---- SUPPLIED RECORDS
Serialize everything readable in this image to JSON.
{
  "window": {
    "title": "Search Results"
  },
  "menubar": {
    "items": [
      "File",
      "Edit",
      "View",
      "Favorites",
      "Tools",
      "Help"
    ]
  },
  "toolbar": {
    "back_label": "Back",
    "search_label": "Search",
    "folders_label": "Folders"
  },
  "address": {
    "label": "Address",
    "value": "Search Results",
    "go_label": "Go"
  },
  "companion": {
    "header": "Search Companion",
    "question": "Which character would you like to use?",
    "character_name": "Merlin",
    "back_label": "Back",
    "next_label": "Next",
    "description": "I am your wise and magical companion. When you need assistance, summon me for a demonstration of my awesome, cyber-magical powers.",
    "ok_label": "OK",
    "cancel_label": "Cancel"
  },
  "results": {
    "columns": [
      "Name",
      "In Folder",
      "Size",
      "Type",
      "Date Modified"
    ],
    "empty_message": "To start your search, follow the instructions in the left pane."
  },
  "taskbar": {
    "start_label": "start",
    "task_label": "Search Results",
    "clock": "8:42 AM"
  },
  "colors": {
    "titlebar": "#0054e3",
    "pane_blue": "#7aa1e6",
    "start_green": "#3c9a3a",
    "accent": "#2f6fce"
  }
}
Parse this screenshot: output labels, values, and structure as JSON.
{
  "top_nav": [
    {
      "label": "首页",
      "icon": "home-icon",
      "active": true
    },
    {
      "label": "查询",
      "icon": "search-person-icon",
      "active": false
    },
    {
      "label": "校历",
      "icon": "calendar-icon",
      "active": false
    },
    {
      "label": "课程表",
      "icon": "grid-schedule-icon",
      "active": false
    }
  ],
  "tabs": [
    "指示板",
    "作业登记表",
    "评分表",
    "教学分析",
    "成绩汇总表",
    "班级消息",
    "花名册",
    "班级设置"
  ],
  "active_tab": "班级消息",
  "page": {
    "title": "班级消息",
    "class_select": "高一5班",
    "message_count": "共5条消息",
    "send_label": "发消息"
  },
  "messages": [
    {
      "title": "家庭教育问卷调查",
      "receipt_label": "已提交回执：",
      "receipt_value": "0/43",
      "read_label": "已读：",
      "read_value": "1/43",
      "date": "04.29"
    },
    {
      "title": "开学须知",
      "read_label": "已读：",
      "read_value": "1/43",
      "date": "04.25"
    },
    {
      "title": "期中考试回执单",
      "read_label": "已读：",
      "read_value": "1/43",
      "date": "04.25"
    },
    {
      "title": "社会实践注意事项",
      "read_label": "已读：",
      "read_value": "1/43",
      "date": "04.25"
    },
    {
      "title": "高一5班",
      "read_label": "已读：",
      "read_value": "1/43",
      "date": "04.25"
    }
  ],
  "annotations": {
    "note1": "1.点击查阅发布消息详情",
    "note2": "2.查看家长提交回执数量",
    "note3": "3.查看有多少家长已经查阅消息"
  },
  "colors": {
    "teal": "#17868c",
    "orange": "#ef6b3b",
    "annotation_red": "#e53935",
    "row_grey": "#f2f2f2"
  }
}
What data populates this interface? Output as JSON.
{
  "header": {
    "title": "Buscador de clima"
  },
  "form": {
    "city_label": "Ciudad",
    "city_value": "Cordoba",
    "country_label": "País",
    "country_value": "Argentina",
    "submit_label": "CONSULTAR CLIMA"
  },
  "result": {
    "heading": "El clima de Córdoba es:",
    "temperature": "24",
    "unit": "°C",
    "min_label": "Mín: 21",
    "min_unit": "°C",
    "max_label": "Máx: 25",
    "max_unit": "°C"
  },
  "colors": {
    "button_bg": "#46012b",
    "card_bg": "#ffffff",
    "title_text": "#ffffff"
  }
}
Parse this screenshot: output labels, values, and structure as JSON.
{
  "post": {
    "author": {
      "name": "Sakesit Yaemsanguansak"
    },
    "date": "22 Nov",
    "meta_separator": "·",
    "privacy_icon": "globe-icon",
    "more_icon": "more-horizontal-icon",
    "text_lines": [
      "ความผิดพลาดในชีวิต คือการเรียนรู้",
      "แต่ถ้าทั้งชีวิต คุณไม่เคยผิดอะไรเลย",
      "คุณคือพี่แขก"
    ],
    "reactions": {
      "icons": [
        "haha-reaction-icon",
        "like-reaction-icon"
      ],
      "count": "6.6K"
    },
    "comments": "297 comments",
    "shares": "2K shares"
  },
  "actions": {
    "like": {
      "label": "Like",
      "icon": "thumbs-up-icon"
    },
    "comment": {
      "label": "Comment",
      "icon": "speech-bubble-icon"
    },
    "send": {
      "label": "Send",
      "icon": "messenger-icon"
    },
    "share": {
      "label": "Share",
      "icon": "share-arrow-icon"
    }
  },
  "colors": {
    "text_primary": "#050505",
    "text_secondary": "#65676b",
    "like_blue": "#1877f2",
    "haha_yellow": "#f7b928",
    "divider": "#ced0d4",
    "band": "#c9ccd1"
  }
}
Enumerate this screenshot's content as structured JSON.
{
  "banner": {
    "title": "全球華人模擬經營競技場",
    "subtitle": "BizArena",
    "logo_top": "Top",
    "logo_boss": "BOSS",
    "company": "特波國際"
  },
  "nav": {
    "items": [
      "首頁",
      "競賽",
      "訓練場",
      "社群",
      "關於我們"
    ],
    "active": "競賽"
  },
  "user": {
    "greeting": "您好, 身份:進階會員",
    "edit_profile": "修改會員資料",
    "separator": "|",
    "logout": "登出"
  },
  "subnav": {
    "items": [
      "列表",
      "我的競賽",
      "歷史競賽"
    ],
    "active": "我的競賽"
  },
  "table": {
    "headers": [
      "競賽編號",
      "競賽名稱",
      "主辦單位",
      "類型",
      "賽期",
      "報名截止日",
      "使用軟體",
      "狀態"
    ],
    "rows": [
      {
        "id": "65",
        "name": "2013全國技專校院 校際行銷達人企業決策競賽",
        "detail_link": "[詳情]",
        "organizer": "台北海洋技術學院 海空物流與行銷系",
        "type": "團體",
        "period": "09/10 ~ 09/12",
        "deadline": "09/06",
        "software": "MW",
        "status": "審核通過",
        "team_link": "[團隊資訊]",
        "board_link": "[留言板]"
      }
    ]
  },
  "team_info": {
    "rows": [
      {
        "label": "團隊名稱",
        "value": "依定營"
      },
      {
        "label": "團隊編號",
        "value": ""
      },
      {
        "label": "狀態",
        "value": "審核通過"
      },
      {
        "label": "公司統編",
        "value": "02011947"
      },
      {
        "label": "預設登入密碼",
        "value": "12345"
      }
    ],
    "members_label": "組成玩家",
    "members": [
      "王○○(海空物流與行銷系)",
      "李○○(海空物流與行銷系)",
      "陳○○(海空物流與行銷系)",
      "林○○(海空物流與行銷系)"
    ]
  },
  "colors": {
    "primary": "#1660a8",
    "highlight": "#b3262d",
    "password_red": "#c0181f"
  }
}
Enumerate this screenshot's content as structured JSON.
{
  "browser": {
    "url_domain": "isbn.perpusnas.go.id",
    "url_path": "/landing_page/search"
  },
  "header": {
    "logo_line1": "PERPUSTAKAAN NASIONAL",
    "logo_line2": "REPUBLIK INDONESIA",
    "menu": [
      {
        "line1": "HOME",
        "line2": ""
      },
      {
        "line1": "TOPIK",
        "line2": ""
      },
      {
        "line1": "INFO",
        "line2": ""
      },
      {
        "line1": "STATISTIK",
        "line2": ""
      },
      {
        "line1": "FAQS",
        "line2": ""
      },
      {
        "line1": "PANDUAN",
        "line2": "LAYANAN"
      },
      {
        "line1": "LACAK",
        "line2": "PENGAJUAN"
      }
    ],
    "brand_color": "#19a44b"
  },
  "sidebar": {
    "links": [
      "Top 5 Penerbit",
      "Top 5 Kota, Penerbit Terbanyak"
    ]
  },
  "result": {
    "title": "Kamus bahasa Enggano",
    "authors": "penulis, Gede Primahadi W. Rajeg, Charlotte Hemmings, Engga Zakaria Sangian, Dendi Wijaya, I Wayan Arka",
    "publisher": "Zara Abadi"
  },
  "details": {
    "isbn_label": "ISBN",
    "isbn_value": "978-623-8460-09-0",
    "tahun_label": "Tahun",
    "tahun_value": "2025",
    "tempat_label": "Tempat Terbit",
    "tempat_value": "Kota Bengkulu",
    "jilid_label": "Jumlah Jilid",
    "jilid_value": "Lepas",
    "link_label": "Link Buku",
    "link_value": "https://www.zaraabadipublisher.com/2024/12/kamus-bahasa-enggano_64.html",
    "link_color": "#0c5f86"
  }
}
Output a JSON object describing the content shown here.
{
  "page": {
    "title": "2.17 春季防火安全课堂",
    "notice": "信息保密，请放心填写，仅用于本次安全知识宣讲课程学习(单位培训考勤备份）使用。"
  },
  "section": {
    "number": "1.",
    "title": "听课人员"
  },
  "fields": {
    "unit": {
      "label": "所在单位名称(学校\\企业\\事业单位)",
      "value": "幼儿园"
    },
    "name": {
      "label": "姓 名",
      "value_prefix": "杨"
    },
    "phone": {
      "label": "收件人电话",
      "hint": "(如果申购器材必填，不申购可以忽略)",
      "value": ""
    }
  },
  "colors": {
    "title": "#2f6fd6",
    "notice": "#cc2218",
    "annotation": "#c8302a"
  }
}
--------
- **EXERCISE**
How many lines of these entries contain the string "your"? Reply with the number alone.

- **WRITTEN SOLUTION**
2